Exercise prompt = Each entry below is to be given again word for word, with no pictures.

Records provided =

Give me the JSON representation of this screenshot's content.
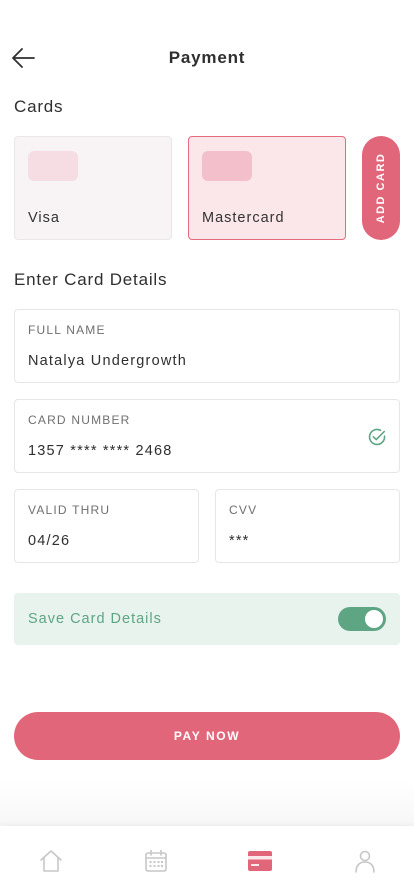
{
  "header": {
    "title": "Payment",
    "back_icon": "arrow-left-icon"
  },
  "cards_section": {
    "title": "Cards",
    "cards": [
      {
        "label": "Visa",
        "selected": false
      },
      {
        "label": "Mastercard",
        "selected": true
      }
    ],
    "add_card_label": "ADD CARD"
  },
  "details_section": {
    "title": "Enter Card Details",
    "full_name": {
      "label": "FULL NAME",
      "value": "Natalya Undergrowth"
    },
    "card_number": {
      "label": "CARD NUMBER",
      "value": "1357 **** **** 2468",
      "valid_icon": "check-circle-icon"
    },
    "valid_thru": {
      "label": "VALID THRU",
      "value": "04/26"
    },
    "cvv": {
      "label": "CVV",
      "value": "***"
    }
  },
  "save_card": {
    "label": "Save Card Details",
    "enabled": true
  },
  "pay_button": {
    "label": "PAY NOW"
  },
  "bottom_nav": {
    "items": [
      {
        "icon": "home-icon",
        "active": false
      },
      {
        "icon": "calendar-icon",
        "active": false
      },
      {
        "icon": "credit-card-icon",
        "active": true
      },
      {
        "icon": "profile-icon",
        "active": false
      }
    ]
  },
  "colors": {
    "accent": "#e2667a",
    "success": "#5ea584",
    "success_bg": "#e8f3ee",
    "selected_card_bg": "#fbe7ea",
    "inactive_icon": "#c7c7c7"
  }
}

Task output =
Give me the JSON representation of this screenshot's content.
{
  "header": {
    "title": "Payment",
    "back_icon": "arrow-left-icon"
  },
  "cards_section": {
    "title": "Cards",
    "cards": [
      {
        "label": "Visa",
        "selected": false
      },
      {
        "label": "Mastercard",
        "selected": true
      }
    ],
    "add_card_label": "ADD CARD"
  },
  "details_section": {
    "title": "Enter Card Details",
    "full_name": {
      "label": "FULL NAME",
      "value": "Natalya Undergrowth"
    },
    "card_number": {
      "label": "CARD NUMBER",
      "value": "1357 **** **** 2468",
      "valid_icon": "check-circle-icon"
    },
    "valid_thru": {
      "label": "VALID THRU",
      "value": "04/26"
    },
    "cvv": {
      "label": "CVV",
      "value": "***"
    }
  },
  "save_card": {
    "label": "Save Card Details",
    "enabled": true
  },
  "pay_button": {
    "label": "PAY NOW"
  },
  "bottom_nav": {
    "items": [
      {
        "icon": "home-icon",
        "active": false
      },
      {
        "icon": "calendar-icon",
        "active": false
      },
      {
        "icon": "credit-card-icon",
        "active": true
      },
      {
        "icon": "profile-icon",
        "active": false
      }
    ]
  },
  "colors": {
    "accent": "#e2667a",
    "success": "#5ea584",
    "success_bg": "#e8f3ee",
    "selected_card_bg": "#fbe7ea",
    "inactive_icon": "#c7c7c7"
  }
}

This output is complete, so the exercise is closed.